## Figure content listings
--*--
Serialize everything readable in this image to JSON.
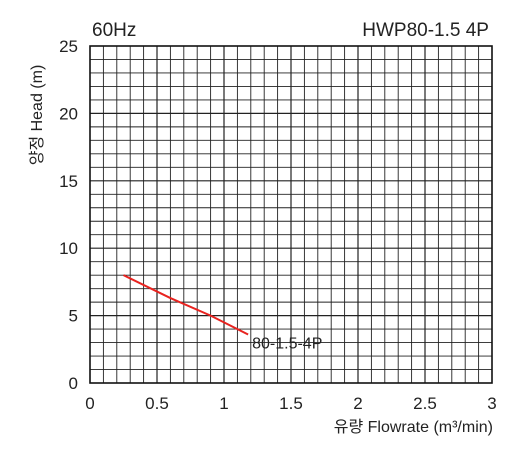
{
  "header": {
    "frequency": "60Hz",
    "model": "HWP80-1.5 4P"
  },
  "chart_data": {
    "type": "line",
    "title": "",
    "xlabel": "유량 Flowrate (m³/min)",
    "ylabel": "양정 Head (m)",
    "xlim": [
      0,
      3
    ],
    "ylim": [
      0,
      25
    ],
    "grid": true,
    "x_ticks": [
      "0",
      "0.5",
      "1",
      "1.5",
      "2",
      "2.5",
      "3"
    ],
    "y_ticks": [
      "0",
      "5",
      "10",
      "15",
      "20",
      "25"
    ],
    "series": [
      {
        "name": "80-1.5-4P",
        "color": "#e8231f",
        "x": [
          0.25,
          0.6,
          0.9,
          1.18
        ],
        "y": [
          8.0,
          6.3,
          5.0,
          3.6
        ]
      }
    ]
  }
}
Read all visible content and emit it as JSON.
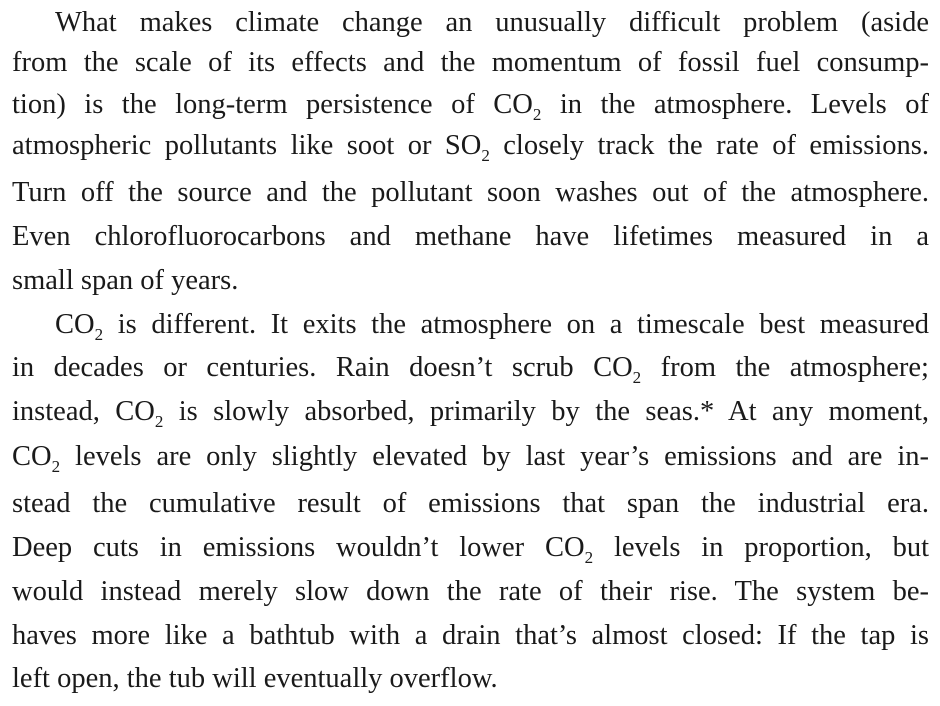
{
  "paragraphs": [
    {
      "lines": [
        {
          "segments": [
            "What makes climate change an unusually difficult problem (aside"
          ]
        },
        {
          "segments": [
            "from the scale of its effects and the momentum of fossil fuel consump-"
          ]
        },
        {
          "segments": [
            "tion) is the long-term persistence of CO",
            "2",
            " in the atmosphere. Levels of"
          ]
        },
        {
          "segments": [
            "atmospheric pollutants like soot or SO",
            "2",
            " closely track the rate of emissions."
          ]
        },
        {
          "segments": [
            "Turn off the source and the pollutant soon washes out of the atmosphere."
          ]
        },
        {
          "segments": [
            "Even chlorofluorocarbons and methane have lifetimes measured in a"
          ]
        },
        {
          "segments": [
            "small span of years."
          ]
        }
      ]
    },
    {
      "lines": [
        {
          "segments": [
            "CO",
            "2",
            " is different. It exits the atmosphere on a timescale best measured"
          ]
        },
        {
          "segments": [
            "in decades or centuries. Rain doesn’t scrub CO",
            "2",
            " from the atmosphere;"
          ]
        },
        {
          "segments": [
            "instead, CO",
            "2",
            " is slowly absorbed, primarily by the seas.* At any moment,"
          ]
        },
        {
          "segments": [
            "CO",
            "2",
            " levels are only slightly elevated by last year’s emissions and are in-"
          ]
        },
        {
          "segments": [
            "stead the cumulative result of emissions that span the industrial era."
          ]
        },
        {
          "segments": [
            "Deep cuts in emissions wouldn’t lower CO",
            "2",
            " levels in proportion, but"
          ]
        },
        {
          "segments": [
            "would instead merely slow down the rate of their rise. The system be-"
          ]
        },
        {
          "segments": [
            "haves more like a bathtub with a drain that’s almost closed: If the tap is"
          ]
        },
        {
          "segments": [
            "left open, the tub will eventually overflow."
          ]
        }
      ]
    }
  ]
}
--*--
## DIRECTIONS FOR THIS TASK
Tally how many lines of the material contain the word "measured". The answer must be the number and nothing else.

## PROBLEM SOLUTION
2